* Start Data provided *

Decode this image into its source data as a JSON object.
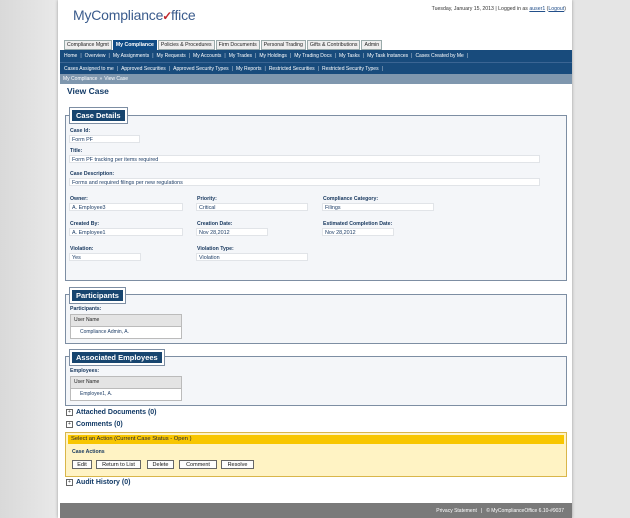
{
  "app": {
    "logo_text_1": "MyCompliance",
    "logo_check": "✓",
    "logo_text_2": "ffice",
    "date_login": "Tuesday, January 15, 2013 | Logged in as",
    "user": "auser1",
    "logout": "Logout"
  },
  "tabs": [
    "Compliance Mgmt",
    "My Compliance",
    "Policies & Procedures",
    "Firm Documents",
    "Personal Trading",
    "Gifts & Contributions",
    "Admin"
  ],
  "nav1": [
    "Home",
    "Overview",
    "My Assignments",
    "My Requests",
    "My Accounts",
    "My Trades",
    "My Holdings",
    "My Trading Docs",
    "My Tasks",
    "My Task Instances",
    "Cases Created by Me"
  ],
  "nav2": [
    "Cases Assigned to me",
    "Approved Securities",
    "Approved Security Types",
    "My Reports",
    "Restricted Securities",
    "Restricted Security Types"
  ],
  "breadcrumb": [
    "My Compliance",
    "»",
    "View Case"
  ],
  "page_title": "View Case",
  "case": {
    "heading": "Case Details",
    "id_label": "Case Id:",
    "id": "Form PF",
    "title_label": "Title:",
    "title": "Form PF tracking per items required",
    "desc_label": "Case Description:",
    "desc": "Forms and required filings per new regulations",
    "owner_label": "Owner:",
    "owner": "A. Employee3",
    "priority_label": "Priority:",
    "priority": "Critical",
    "category_label": "Compliance Category:",
    "category": "Filings",
    "created_by_label": "Created By:",
    "created_by": "A. Employee1",
    "creation_date_label": "Creation Date:",
    "creation_date": "Nov 28,2012",
    "est_label": "Estimated Completion Date:",
    "est": "Nov 28,2012",
    "violation_label": "Violation:",
    "violation": "Yes",
    "violation_type_label": "Violation Type:",
    "violation_type": "Violation"
  },
  "participants": {
    "heading": "Participants",
    "label": "Participants:",
    "col": "User Name",
    "rows": [
      "Compliance Admin, A."
    ]
  },
  "employees": {
    "heading": "Associated Employees",
    "label": "Employees:",
    "col": "User Name",
    "rows": [
      "Employee1, A."
    ]
  },
  "attached": "Attached Documents (0)",
  "comments": "Comments (0)",
  "action": {
    "header": "Select an Action (Current Case Status - Open )",
    "sub": "Case Actions",
    "buttons": [
      "Edit",
      "Return to List",
      "Delete",
      "Comment",
      "Resolve"
    ]
  },
  "audit": "Audit History (0)",
  "footer": {
    "privacy": "Privacy Statement",
    "copyright": "© MyComplianceOffice 6.10-#9037"
  }
}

* End Data provided *

■ **Problem details**: Exclude all images and restate the records above word for word.

■ **Answer to this problem**:
Decode this image into its source data as a JSON object.
{
  "app": {
    "logo_text_1": "MyCompliance",
    "logo_check": "✓",
    "logo_text_2": "ffice",
    "date_login": "Tuesday, January 15, 2013 | Logged in as",
    "user": "auser1",
    "logout": "Logout"
  },
  "tabs": [
    "Compliance Mgmt",
    "My Compliance",
    "Policies & Procedures",
    "Firm Documents",
    "Personal Trading",
    "Gifts & Contributions",
    "Admin"
  ],
  "nav1": [
    "Home",
    "Overview",
    "My Assignments",
    "My Requests",
    "My Accounts",
    "My Trades",
    "My Holdings",
    "My Trading Docs",
    "My Tasks",
    "My Task Instances",
    "Cases Created by Me"
  ],
  "nav2": [
    "Cases Assigned to me",
    "Approved Securities",
    "Approved Security Types",
    "My Reports",
    "Restricted Securities",
    "Restricted Security Types"
  ],
  "breadcrumb": [
    "My Compliance",
    "»",
    "View Case"
  ],
  "page_title": "View Case",
  "case": {
    "heading": "Case Details",
    "id_label": "Case Id:",
    "id": "Form PF",
    "title_label": "Title:",
    "title": "Form PF tracking per items required",
    "desc_label": "Case Description:",
    "desc": "Forms and required filings per new regulations",
    "owner_label": "Owner:",
    "owner": "A. Employee3",
    "priority_label": "Priority:",
    "priority": "Critical",
    "category_label": "Compliance Category:",
    "category": "Filings",
    "created_by_label": "Created By:",
    "created_by": "A. Employee1",
    "creation_date_label": "Creation Date:",
    "creation_date": "Nov 28,2012",
    "est_label": "Estimated Completion Date:",
    "est": "Nov 28,2012",
    "violation_label": "Violation:",
    "violation": "Yes",
    "violation_type_label": "Violation Type:",
    "violation_type": "Violation"
  },
  "participants": {
    "heading": "Participants",
    "label": "Participants:",
    "col": "User Name",
    "rows": [
      "Compliance Admin, A."
    ]
  },
  "employees": {
    "heading": "Associated Employees",
    "label": "Employees:",
    "col": "User Name",
    "rows": [
      "Employee1, A."
    ]
  },
  "attached": "Attached Documents (0)",
  "comments": "Comments (0)",
  "action": {
    "header": "Select an Action (Current Case Status - Open )",
    "sub": "Case Actions",
    "buttons": [
      "Edit",
      "Return to List",
      "Delete",
      "Comment",
      "Resolve"
    ]
  },
  "audit": "Audit History (0)",
  "footer": {
    "privacy": "Privacy Statement",
    "copyright": "© MyComplianceOffice 6.10-#9037"
  }
}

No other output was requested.